As Cartas da Prisão de Betto, publicadas em 1977, mostram seu interesse pelo pensamento de Marx, a quem designava, para burlar a censura política, "o filósofo alemão". Em uma carta de outubro de 1971 a uma amiga, abadesa beneditina, observava: "a teoria econômico-social do filósofo alemão não teria existido sem as escandalosas contradições sociais provocadas pelo liberalismo econômico, que o conduziram a percebê-las, analisá-las e estabelecer princípios capazes de sobrepô-los" [5].
Depois de sua libertação da prisão, em 1973, Frei Betto consagrou-se à organização das comunidades de base. Durante os anos seguintes publicou vários folhetos que, em linguagem simples e inteligível, explicavam o sentido da Teologia da Libertação e o papel das CEBs. Logo, converteu-se em um dos principais dirigentes dos encontros intereclesiais nacionais, onde as CEBs de todas as regiões do Brasil intercambiam suas experiências sociais, políticas e religiosas. Em 1980 organizou o 4º Congresso internacional dos Teólogos do Terceiro Mundo.
Desde 1979 Betto é responsável pela Pastoral Operária de São Bernardo do Campo, cidade industrial do subúrbio de São Paulo, onde nasceu o novo sindicalismo brasileiro. Sem vincular-se a nenhuma organização política, não escondia suas simpatias pelo Partido dos Trabalhadores (PT). Após a vitória eleitoral do candidato do PT, Luis Inácio Lula da Silva, em 2001, foi designado pelo novo presidente para dirigir o Programa "Fome Zero"; no entanto, descontente com a orientação econômica do governo, prisioneiro dos paradigmas neoliberais, demitiu-se de seu posto dois anos depois.
Enquanto alguns teólogos tentam reduzir o marxismo a uma "mediação sócio-analítica", Betto defende, em seu ensaio de 1986, Cristianismo e Marxismo, uma interpretação muito mais ampla da teoria marxista que inclui a ética e a utopia: "o marxismo é, sobretudo, uma teoria da práxis revolucionária (...). A prática revolucionária sobrepõe-se ao conceito e não se esgota na análise estritamente científica porque, necessariamente, inclui dimensões éticas, místicas e utópicas (...). Sem essa relação dialética teoria-práxis, o marxismo se esclerosa e se transforma em ortodoxia acadêmica perigosamente manipulável pelos que controlam os mecanismos do poder". Esta última frase é, sem dúvida, uma referencia crítica a URSS e aos países do socialismo real que constituem, em sua maneira de ver, uma experiência deformada por sua "ótica objetivista", sua "tendência economicista" e, sobretudo, por sua "metafísica do Estado".

## Instrução escrita a
No texto sobre Frei Betto, em que ano ele organizou o 4º Congresso internacional dos Teólogos do Terceiro Mundo?
O texto e as entradas não têm nenhuma relação entre si.

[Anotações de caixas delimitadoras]
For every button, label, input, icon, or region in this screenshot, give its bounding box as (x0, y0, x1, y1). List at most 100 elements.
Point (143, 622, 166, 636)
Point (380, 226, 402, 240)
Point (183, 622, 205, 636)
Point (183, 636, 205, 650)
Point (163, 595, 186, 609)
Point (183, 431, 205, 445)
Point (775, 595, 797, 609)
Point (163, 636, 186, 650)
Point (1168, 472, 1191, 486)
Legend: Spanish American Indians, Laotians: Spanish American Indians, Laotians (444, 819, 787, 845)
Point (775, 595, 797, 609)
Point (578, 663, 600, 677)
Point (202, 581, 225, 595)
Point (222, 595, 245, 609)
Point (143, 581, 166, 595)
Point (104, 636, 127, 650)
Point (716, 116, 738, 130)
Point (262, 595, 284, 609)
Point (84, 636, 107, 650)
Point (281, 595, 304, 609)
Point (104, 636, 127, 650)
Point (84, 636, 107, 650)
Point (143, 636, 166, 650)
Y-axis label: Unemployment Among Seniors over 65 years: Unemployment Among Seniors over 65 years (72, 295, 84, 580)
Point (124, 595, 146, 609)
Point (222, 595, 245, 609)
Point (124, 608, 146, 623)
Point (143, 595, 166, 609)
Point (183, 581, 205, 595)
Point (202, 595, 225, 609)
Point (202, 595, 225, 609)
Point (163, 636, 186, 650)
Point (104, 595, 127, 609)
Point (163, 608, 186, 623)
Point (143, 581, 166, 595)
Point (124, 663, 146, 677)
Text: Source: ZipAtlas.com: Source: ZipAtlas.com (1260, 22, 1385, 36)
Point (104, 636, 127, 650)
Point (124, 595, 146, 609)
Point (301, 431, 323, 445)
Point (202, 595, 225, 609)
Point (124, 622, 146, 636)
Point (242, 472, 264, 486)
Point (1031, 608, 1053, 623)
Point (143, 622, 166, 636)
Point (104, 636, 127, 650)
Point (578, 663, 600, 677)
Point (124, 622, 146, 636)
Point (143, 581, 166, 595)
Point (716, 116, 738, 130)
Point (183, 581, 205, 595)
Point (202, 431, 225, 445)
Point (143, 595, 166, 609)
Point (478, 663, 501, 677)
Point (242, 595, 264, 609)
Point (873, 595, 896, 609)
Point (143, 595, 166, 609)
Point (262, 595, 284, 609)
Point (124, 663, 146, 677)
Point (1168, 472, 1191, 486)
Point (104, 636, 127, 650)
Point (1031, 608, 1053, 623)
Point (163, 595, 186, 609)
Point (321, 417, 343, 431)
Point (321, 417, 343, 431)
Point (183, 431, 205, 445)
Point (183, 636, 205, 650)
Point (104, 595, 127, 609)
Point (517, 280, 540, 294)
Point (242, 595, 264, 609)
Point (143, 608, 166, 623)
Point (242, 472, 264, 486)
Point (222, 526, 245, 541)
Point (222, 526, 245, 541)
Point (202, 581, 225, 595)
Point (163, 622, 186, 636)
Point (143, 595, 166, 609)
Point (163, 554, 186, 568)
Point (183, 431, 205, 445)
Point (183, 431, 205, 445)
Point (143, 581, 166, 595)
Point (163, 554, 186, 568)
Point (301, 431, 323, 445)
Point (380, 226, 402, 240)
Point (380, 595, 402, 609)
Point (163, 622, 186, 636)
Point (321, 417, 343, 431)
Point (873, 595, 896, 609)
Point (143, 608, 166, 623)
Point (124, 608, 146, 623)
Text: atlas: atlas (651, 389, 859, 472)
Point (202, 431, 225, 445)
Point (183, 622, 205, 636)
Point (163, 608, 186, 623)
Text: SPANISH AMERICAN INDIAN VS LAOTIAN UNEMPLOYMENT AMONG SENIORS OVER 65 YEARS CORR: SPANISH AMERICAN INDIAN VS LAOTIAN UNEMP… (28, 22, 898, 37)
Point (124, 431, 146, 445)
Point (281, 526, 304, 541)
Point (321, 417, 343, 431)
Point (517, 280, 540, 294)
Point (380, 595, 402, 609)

## Instrução escrita b
Devolva sem nenhuma alteração todas as linhas das entradas, do início das entradas até a linha que contém "Point (143, 636, 166, 650)", incluindo a primeira e a última.

## Resultado do exercício a
Em 1980.

## Resultado do exercício b
For every button, label, input, icon, or region in this screenshot, give its bounding box as (x0, y0, x1, y1). List at most 100 elements.
Point (143, 622, 166, 636)
Point (380, 226, 402, 240)
Point (183, 622, 205, 636)
Point (183, 636, 205, 650)
Point (163, 595, 186, 609)
Point (183, 431, 205, 445)
Point (775, 595, 797, 609)
Point (163, 636, 186, 650)
Point (1168, 472, 1191, 486)
Legend: Spanish American Indians, Laotians: Spanish American Indians, Laotians (444, 819, 787, 845)
Point (775, 595, 797, 609)
Point (578, 663, 600, 677)
Point (202, 581, 225, 595)
Point (222, 595, 245, 609)
Point (143, 581, 166, 595)
Point (104, 636, 127, 650)
Point (716, 116, 738, 130)
Point (262, 595, 284, 609)
Point (84, 636, 107, 650)
Point (281, 595, 304, 609)
Point (104, 636, 127, 650)
Point (84, 636, 107, 650)
Point (143, 636, 166, 650)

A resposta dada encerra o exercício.